● **Aim of the task**
In the listing that follows, copy out each line that includes the word "withdrawal".

#### Dataset records ####

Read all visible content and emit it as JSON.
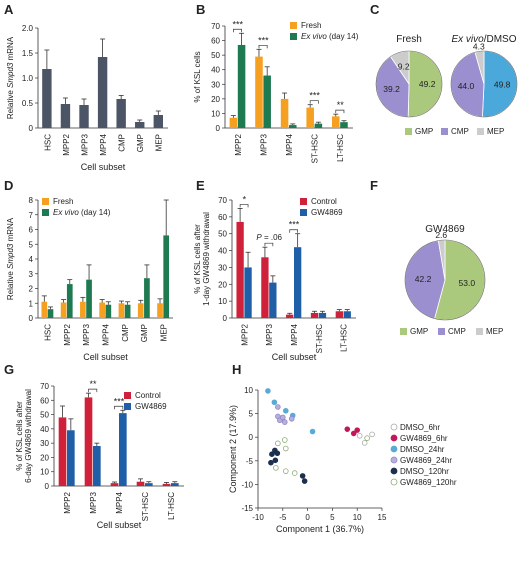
{
  "chart_data": [
    {
      "panel": "A",
      "type": "bar",
      "categories": [
        "HSC",
        "MPP2",
        "MPP3",
        "MPP4",
        "CMP",
        "GMP",
        "MEP"
      ],
      "values": [
        1.18,
        0.48,
        0.46,
        1.42,
        0.58,
        0.12,
        0.26
      ],
      "errors": [
        0.38,
        0.12,
        0.12,
        0.36,
        0.07,
        0.04,
        0.08
      ],
      "ylabel": "Relative Smpd3 mRNA",
      "xlabel": "Cell subset",
      "ylim": [
        0,
        2
      ],
      "yticks": [
        "0",
        "0.5",
        "1.0",
        "1.5",
        "2.0"
      ],
      "colors": [
        "#4b5565"
      ]
    },
    {
      "panel": "B",
      "type": "bar",
      "categories": [
        "MPP2",
        "MPP3",
        "MPP4",
        "ST-HSC",
        "LT-HSC"
      ],
      "series": [
        {
          "name": "Fresh",
          "values": [
            7,
            49,
            20,
            14,
            8
          ],
          "errors": [
            1.5,
            5,
            4,
            2,
            1.5
          ]
        },
        {
          "name": "Ex vivo (day 14)",
          "values": [
            57,
            36,
            2,
            3,
            4
          ],
          "errors": [
            8,
            6,
            0.8,
            1,
            1
          ]
        }
      ],
      "significance": [
        "***",
        "***",
        "",
        "***",
        "**"
      ],
      "ylabel": "% of KSL cells",
      "xlabel": "",
      "ylim": [
        0,
        70
      ],
      "yticks": [
        "0",
        "10",
        "20",
        "30",
        "40",
        "50",
        "60",
        "70"
      ],
      "colors": [
        "#f5a021",
        "#1e7a50"
      ],
      "legend_position": "top-right"
    },
    {
      "panel": "C",
      "type": "pie",
      "pies": [
        {
          "title": "Fresh",
          "slices": [
            49.2,
            39.2,
            9.2
          ],
          "labels": [
            "49.2",
            "39.2",
            "9.2"
          ]
        },
        {
          "title": "Ex vivo/DMSO",
          "slices": [
            49.8,
            44.0,
            4.3
          ],
          "labels": [
            "49.8",
            "44.0",
            "4.3"
          ]
        }
      ],
      "legend": [
        "GMP",
        "CMP",
        "MEP"
      ],
      "colors_fresh": [
        "#aac97c",
        "#9b8fd0",
        "#cccccc"
      ],
      "colors_exvivo": [
        "#4aa8db",
        "#9b8fd0",
        "#cccccc"
      ]
    },
    {
      "panel": "D",
      "type": "bar",
      "categories": [
        "HSC",
        "MPP2",
        "MPP3",
        "MPP4",
        "CMP",
        "GMP",
        "MEP"
      ],
      "series": [
        {
          "name": "Fresh",
          "values": [
            1.1,
            1.05,
            1.1,
            1.05,
            1.0,
            1.0,
            1.0
          ],
          "errors": [
            0.4,
            0.2,
            0.3,
            0.2,
            0.15,
            0.2,
            0.3
          ]
        },
        {
          "name": "Ex vivo (day 14)",
          "values": [
            0.6,
            2.3,
            2.6,
            0.9,
            0.9,
            2.7,
            5.6
          ],
          "errors": [
            0.15,
            0.3,
            1.0,
            0.2,
            0.2,
            0.9,
            2.4
          ]
        }
      ],
      "ylabel": "Relative Smpd3 mRNA",
      "xlabel": "Cell subset",
      "ylim": [
        0,
        8
      ],
      "yticks": [
        "0",
        "1",
        "2",
        "3",
        "4",
        "5",
        "6",
        "7",
        "8"
      ],
      "colors": [
        "#f5a021",
        "#1e7a50"
      ],
      "legend_position": "top-left"
    },
    {
      "panel": "E",
      "type": "bar",
      "categories": [
        "MPP2",
        "MPP3",
        "MPP4",
        "ST-HSC",
        "LT-HSC"
      ],
      "series": [
        {
          "name": "Control",
          "values": [
            57,
            36,
            2,
            3,
            4
          ],
          "errors": [
            8,
            6,
            0.8,
            1,
            1
          ]
        },
        {
          "name": "GW4869",
          "values": [
            30,
            21,
            42,
            3,
            4
          ],
          "errors": [
            9,
            4,
            8,
            1,
            1
          ]
        }
      ],
      "significance": [
        "*",
        "P = .06",
        "***",
        "",
        ""
      ],
      "ylabel": "% of KSL cells after 1-day GW4869 withdrawal",
      "xlabel": "Cell subset",
      "ylim": [
        0,
        70
      ],
      "yticks": [
        "0",
        "10",
        "20",
        "30",
        "40",
        "50",
        "60",
        "70"
      ],
      "colors": [
        "#d0213a",
        "#1f5fa8"
      ],
      "legend_position": "top-right"
    },
    {
      "panel": "F",
      "type": "pie",
      "pies": [
        {
          "title": "GW4869",
          "slices": [
            53.0,
            42.2,
            2.6
          ],
          "labels": [
            "53.0",
            "42.2",
            "2.6"
          ]
        }
      ],
      "legend": [
        "GMP",
        "CMP",
        "MEP"
      ],
      "colors": [
        "#aac97c",
        "#9b8fd0",
        "#cccccc"
      ]
    },
    {
      "panel": "G",
      "type": "bar",
      "categories": [
        "MPP2",
        "MPP3",
        "MPP4",
        "ST-HSC",
        "LT-HSC"
      ],
      "series": [
        {
          "name": "Control",
          "values": [
            48,
            62,
            2,
            3,
            1.5
          ],
          "errors": [
            8,
            3,
            0.8,
            2,
            1
          ]
        },
        {
          "name": "GW4869",
          "values": [
            39,
            28,
            51,
            2,
            2
          ],
          "errors": [
            8,
            2,
            2,
            1,
            1
          ]
        }
      ],
      "significance": [
        "",
        "**",
        "***",
        "",
        ""
      ],
      "ylabel": "% of KSL cells after 6-day GW4869 withdrawal",
      "xlabel": "Cell subset",
      "ylim": [
        0,
        70
      ],
      "yticks": [
        "0",
        "10",
        "20",
        "30",
        "40",
        "50",
        "60",
        "70"
      ],
      "colors": [
        "#d0213a",
        "#1f5fa8"
      ],
      "legend_position": "top-right"
    },
    {
      "panel": "H",
      "type": "scatter",
      "xlabel": "Component 1 (36.7%)",
      "ylabel": "Component 2 (17.9%)",
      "xlim": [
        -10,
        15
      ],
      "ylim": [
        -15,
        10
      ],
      "xticks": [
        "-10",
        "-5",
        "0",
        "5",
        "10",
        "15"
      ],
      "yticks": [
        "-15",
        "-10",
        "-5",
        "0",
        "5",
        "10"
      ],
      "series": [
        {
          "name": "DMSO_6hr",
          "color": "#ffffff",
          "stroke": "#aaaaaa",
          "points": [
            [
              10.5,
              0.3
            ],
            [
              11.5,
              -1.2
            ],
            [
              13,
              0.6
            ]
          ]
        },
        {
          "name": "GW4869_6hr",
          "color": "#c2185b",
          "stroke": "#c2185b",
          "points": [
            [
              8,
              1.7
            ],
            [
              9.3,
              0.8
            ],
            [
              10,
              1.5
            ]
          ]
        },
        {
          "name": "DMSO_24hr",
          "color": "#5aa9d6",
          "stroke": "#5aa9d6",
          "points": [
            [
              -8,
              9.8
            ],
            [
              -6.7,
              7.4
            ],
            [
              -4.4,
              5.6
            ],
            [
              -3,
              4.6
            ],
            [
              1,
              1.2
            ]
          ]
        },
        {
          "name": "GW4869_24hr",
          "color": "#b8b0dc",
          "stroke": "#8f86c6",
          "points": [
            [
              -6,
              6.4
            ],
            [
              -6,
              4.4
            ],
            [
              -5.6,
              3.6
            ],
            [
              -5,
              4.2
            ],
            [
              -4.6,
              3.2
            ],
            [
              -3.2,
              3.9
            ]
          ]
        },
        {
          "name": "DMSO_120hr",
          "color": "#1b2f4e",
          "stroke": "#1b2f4e",
          "points": [
            [
              -7.2,
              -3.6
            ],
            [
              -6.6,
              -2.8
            ],
            [
              -6.1,
              -3.4
            ],
            [
              -6.5,
              -4.9
            ],
            [
              -7.4,
              -5.4
            ],
            [
              -1,
              -8.2
            ],
            [
              -0.6,
              -9.3
            ]
          ]
        },
        {
          "name": "GW4869_120hr",
          "color": "#ffffff",
          "stroke": "#8bab73",
          "points": [
            [
              -6,
              -1.3
            ],
            [
              -4.6,
              -0.6
            ],
            [
              -4.4,
              -2.4
            ],
            [
              -6.4,
              -6.5
            ],
            [
              -4.4,
              -7.2
            ],
            [
              -2.6,
              -7.6
            ],
            [
              12,
              -0.2
            ]
          ]
        }
      ],
      "legend_position": "right"
    }
  ]
}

####

● **Completed task**
      "ylabel": "% of KSL cells after 1-day GW4869 withdrawal",
      "ylabel": "% of KSL cells after 6-day GW4869 withdrawal",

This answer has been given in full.